-- GIVEN ENTRIES start --

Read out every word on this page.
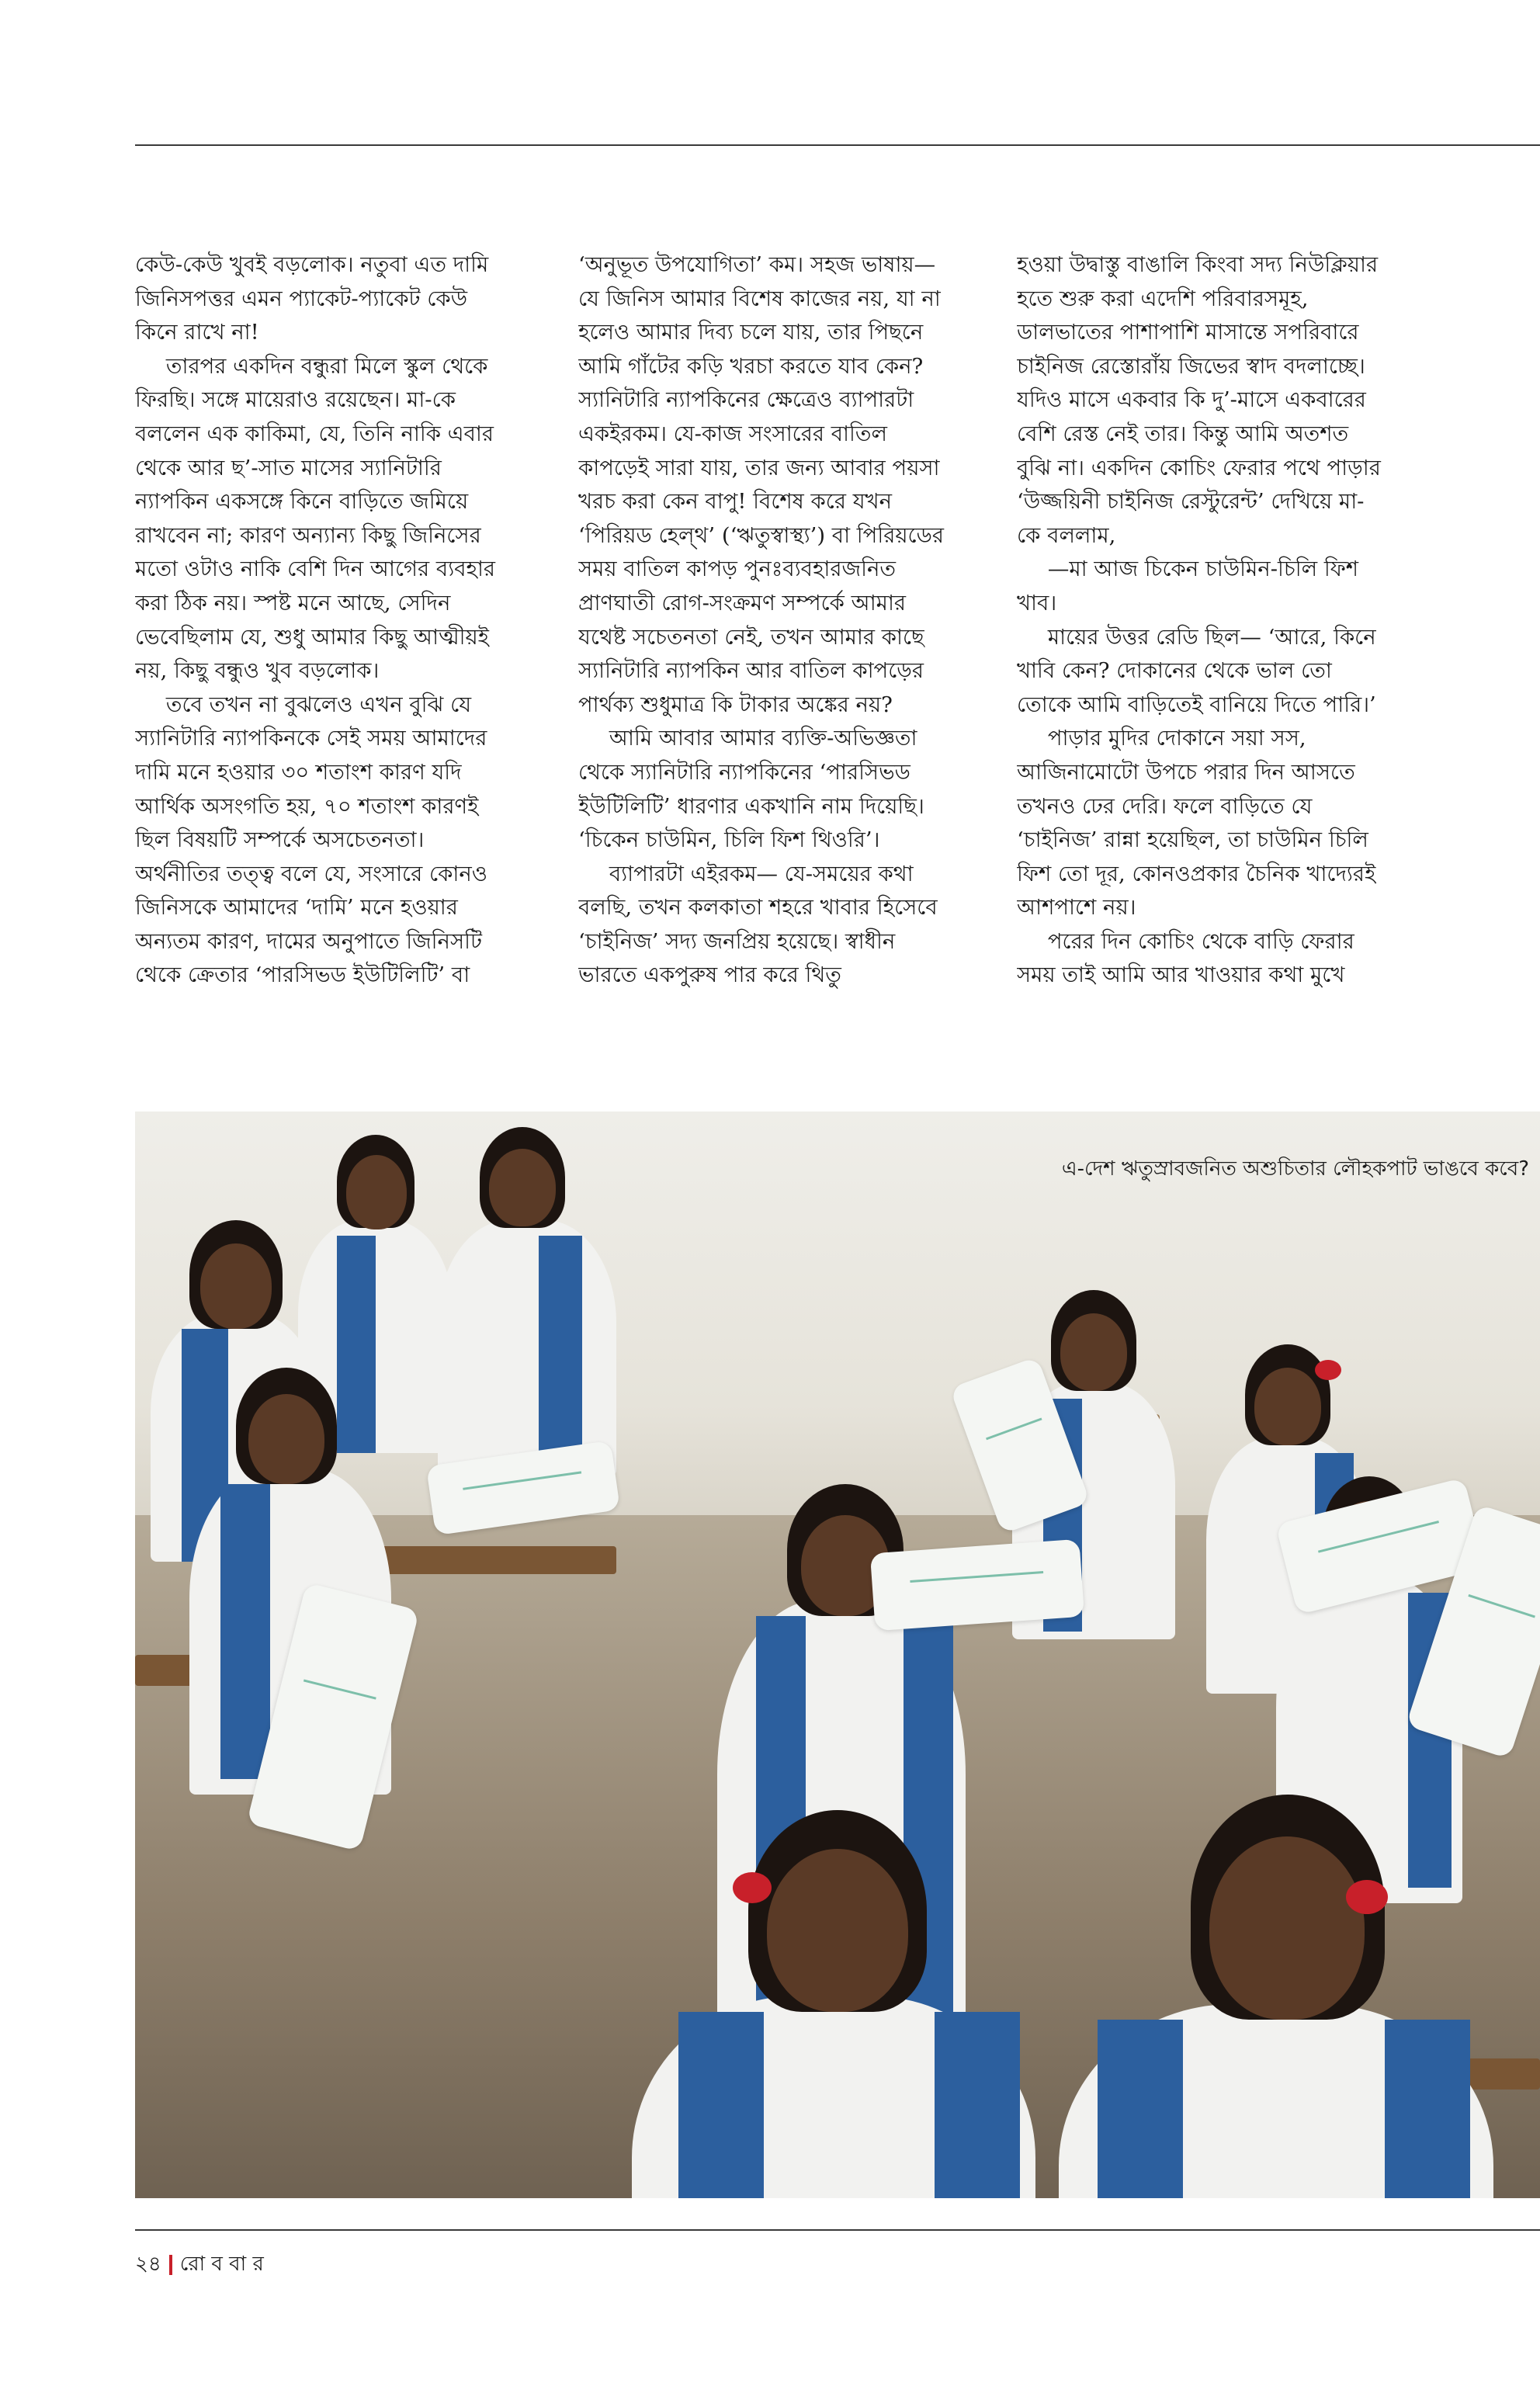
কেউ-কেউ খুবই বড়লোক। নতুবা এত দামি জিনিসপত্তর এমন প্যাকেট-প্যাকেট কেউ কিনে রাখে না!

তারপর একদিন বন্ধুরা মিলে স্কুল থেকে ফিরছি। সঙ্গে মায়েরাও রয়েছেন। মা-কে বললেন এক কাকিমা, যে, তিনি নাকি এবার থেকে আর ছ’-সাত মাসের স্যানিটারি ন্যাপকিন একসঙ্গে কিনে বাড়িতে জমিয়ে রাখবেন না; কারণ অন্যান্য কিছু জিনিসের মতো ওটাও নাকি বেশি দিন আগের ব্যবহার করা ঠিক নয়। স্পষ্ট মনে আছে, সেদিন ভেবেছিলাম যে, শুধু আমার কিছু আত্মীয়ই নয়, কিছু বন্ধুও খুব বড়লোক।

তবে তখন না বুঝলেও এখন বুঝি যে স্যানিটারি ন্যাপকিনকে সেই সময় আমাদের দামি মনে হওয়ার ৩০ শতাংশ কারণ যদি আর্থিক অসংগতি হয়, ৭০ শতাংশ কারণই ছিল বিষয়টি সম্পর্কে অসচেতনতা। অর্থনীতির তত্ত্ব বলে যে, সংসারে কোনও জিনিসকে আমাদের ‘দামি’ মনে হওয়ার অন্যতম কারণ, দামের অনুপাতে জিনিসটি থেকে ক্রেতার ‘পারসিভড ইউটিলিটি’ বা

‘অনুভূত উপযোগিতা’ কম। সহজ ভাষায়— যে জিনিস আমার বিশেষ কাজের নয়, যা না হলেও আমার দিব্য চলে যায়, তার পিছনে আমি গাঁটের কড়ি খরচা করতে যাব কেন? স্যানিটারি ন্যাপকিনের ক্ষেত্রেও ব্যাপারটা একইরকম। যে-কাজ সংসারের বাতিল কাপড়েই সারা যায়, তার জন্য আবার পয়সা খরচ করা কেন বাপু! বিশেষ করে যখন ‘পিরিয়ড হেল্থ’ (‘ঋতুস্বাস্থ্য’) বা পিরিয়ডের সময় বাতিল কাপড় পুনঃব্যবহারজনিত প্রাণঘাতী রোগ-সংক্রমণ সম্পর্কে আমার যথেষ্ট সচেতনতা নেই, তখন আমার কাছে স্যানিটারি ন্যাপকিন আর বাতিল কাপড়ের পার্থক্য শুধুমাত্র কি টাকার অঙ্কের নয়?

আমি আবার আমার ব্যক্তি-অভিজ্ঞতা থেকে স্যানিটারি ন্যাপকিনের ‘পারসিভড ইউটিলিটি’ ধারণার একখানি নাম দিয়েছি। ‘চিকেন চাউমিন, চিলি ফিশ থিওরি’।

ব্যাপারটা এইরকম— যে-সময়ের কথা বলছি, তখন কলকাতা শহরে খাবার হিসেবে ‘চাইনিজ’ সদ্য জনপ্রিয় হয়েছে। স্বাধীন ভারতে একপুরুষ পার করে থিতু

হওয়া উদ্বাস্তু বাঙালি কিংবা সদ্য নিউক্লিয়ার হতে শুরু করা এদেশি পরিবারসমূহ, ডালভাতের পাশাপাশি মাসান্তে সপরিবারে চাইনিজ রেস্তোরাঁয় জিভের স্বাদ বদলাচ্ছে। যদিও মাসে একবার কি দু’-মাসে একবারের বেশি রেস্ত নেই তার। কিন্তু আমি অতশত বুঝি না। একদিন কোচিং ফেরার পথে পাড়ার ‘উজ্জয়িনী চাইনিজ রেস্টুরেন্ট’ দেখিয়ে মা-কে বললাম,

—মা আজ চিকেন চাউমিন-চিলি ফিশ খাব।

মায়ের উত্তর রেডি ছিল— ‘আরে, কিনে খাবি কেন? দোকানের থেকে ভাল তো তোকে আমি বাড়িতেই বানিয়ে দিতে পারি।’

পাড়ার মুদির দোকানে সয়া সস, আজিনামোটো উপচে পরার দিন আসতে তখনও ঢের দেরি। ফলে বাড়িতে যে ‘চাইনিজ’ রান্না হয়েছিল, তা চাউমিন চিলি ফিশ তো দূর, কোনওপ্রকার চৈনিক খাদ্যেরই আশপাশে নয়।

পরের দিন কোচিং থেকে বাড়ি ফেরার সময় তাই আমি আর খাওয়ার কথা মুখে

এ-দেশ ঋতুস্রাবজনিত অশুচিতার লৌহকপাট ভাঙবে কবে?
২৪ রো ব বা র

-- GIVEN ENTRIES end --

Extract all the data above exactly, excluding every picture.

Read out every word on this page.
কেউ-কেউ খুবই বড়লোক। নতুবা এত দামি জিনিসপত্তর এমন প্যাকেট-প্যাকেট কেউ কিনে রাখে না!

তারপর একদিন বন্ধুরা মিলে স্কুল থেকে ফিরছি। সঙ্গে মায়েরাও রয়েছেন। মা-কে বললেন এক কাকিমা, যে, তিনি নাকি এবার থেকে আর ছ’-সাত মাসের স্যানিটারি ন্যাপকিন একসঙ্গে কিনে বাড়িতে জমিয়ে রাখবেন না; কারণ অন্যান্য কিছু জিনিসের মতো ওটাও নাকি বেশি দিন আগের ব্যবহার করা ঠিক নয়। স্পষ্ট মনে আছে, সেদিন ভেবেছিলাম যে, শুধু আমার কিছু আত্মীয়ই নয়, কিছু বন্ধুও খুব বড়লোক।

তবে তখন না বুঝলেও এখন বুঝি যে স্যানিটারি ন্যাপকিনকে সেই সময় আমাদের দামি মনে হওয়ার ৩০ শতাংশ কারণ যদি আর্থিক অসংগতি হয়, ৭০ শতাংশ কারণই ছিল বিষয়টি সম্পর্কে অসচেতনতা। অর্থনীতির তত্ত্ব বলে যে, সংসারে কোনও জিনিসকে আমাদের ‘দামি’ মনে হওয়ার অন্যতম কারণ, দামের অনুপাতে জিনিসটি থেকে ক্রেতার ‘পারসিভড ইউটিলিটি’ বা

‘অনুভূত উপযোগিতা’ কম। সহজ ভাষায়— যে জিনিস আমার বিশেষ কাজের নয়, যা না হলেও আমার দিব্য চলে যায়, তার পিছনে আমি গাঁটের কড়ি খরচা করতে যাব কেন? স্যানিটারি ন্যাপকিনের ক্ষেত্রেও ব্যাপারটা একইরকম। যে-কাজ সংসারের বাতিল কাপড়েই সারা যায়, তার জন্য আবার পয়সা খরচ করা কেন বাপু! বিশেষ করে যখন ‘পিরিয়ড হেল্থ’ (‘ঋতুস্বাস্থ্য’) বা পিরিয়ডের সময় বাতিল কাপড় পুনঃব্যবহারজনিত প্রাণঘাতী রোগ-সংক্রমণ সম্পর্কে আমার যথেষ্ট সচেতনতা নেই, তখন আমার কাছে স্যানিটারি ন্যাপকিন আর বাতিল কাপড়ের পার্থক্য শুধুমাত্র কি টাকার অঙ্কের নয়?

আমি আবার আমার ব্যক্তি-অভিজ্ঞতা থেকে স্যানিটারি ন্যাপকিনের ‘পারসিভড ইউটিলিটি’ ধারণার একখানি নাম দিয়েছি। ‘চিকেন চাউমিন, চিলি ফিশ থিওরি’।

ব্যাপারটা এইরকম— যে-সময়ের কথা বলছি, তখন কলকাতা শহরে খাবার হিসেবে ‘চাইনিজ’ সদ্য জনপ্রিয় হয়েছে। স্বাধীন ভারতে একপুরুষ পার করে থিতু

হওয়া উদ্বাস্তু বাঙালি কিংবা সদ্য নিউক্লিয়ার হতে শুরু করা এদেশি পরিবারসমূহ, ডালভাতের পাশাপাশি মাসান্তে সপরিবারে চাইনিজ রেস্তোরাঁয় জিভের স্বাদ বদলাচ্ছে। যদিও মাসে একবার কি দু’-মাসে একবারের বেশি রেস্ত নেই তার। কিন্তু আমি অতশত বুঝি না। একদিন কোচিং ফেরার পথে পাড়ার ‘উজ্জয়িনী চাইনিজ রেস্টুরেন্ট’ দেখিয়ে মা-কে বললাম,

—মা আজ চিকেন চাউমিন-চিলি ফিশ খাব।

মায়ের উত্তর রেডি ছিল— ‘আরে, কিনে খাবি কেন? দোকানের থেকে ভাল তো তোকে আমি বাড়িতেই বানিয়ে দিতে পারি।’

পাড়ার মুদির দোকানে সয়া সস, আজিনামোটো উপচে পরার দিন আসতে তখনও ঢের দেরি। ফলে বাড়িতে যে ‘চাইনিজ’ রান্না হয়েছিল, তা চাউমিন চিলি ফিশ তো দূর, কোনওপ্রকার চৈনিক খাদ্যেরই আশপাশে নয়।

পরের দিন কোচিং থেকে বাড়ি ফেরার সময় তাই আমি আর খাওয়ার কথা মুখে

এ-দেশ ঋতুস্রাবজনিত অশুচিতার লৌহকপাট ভাঙবে কবে?
২৪ রো ব বা র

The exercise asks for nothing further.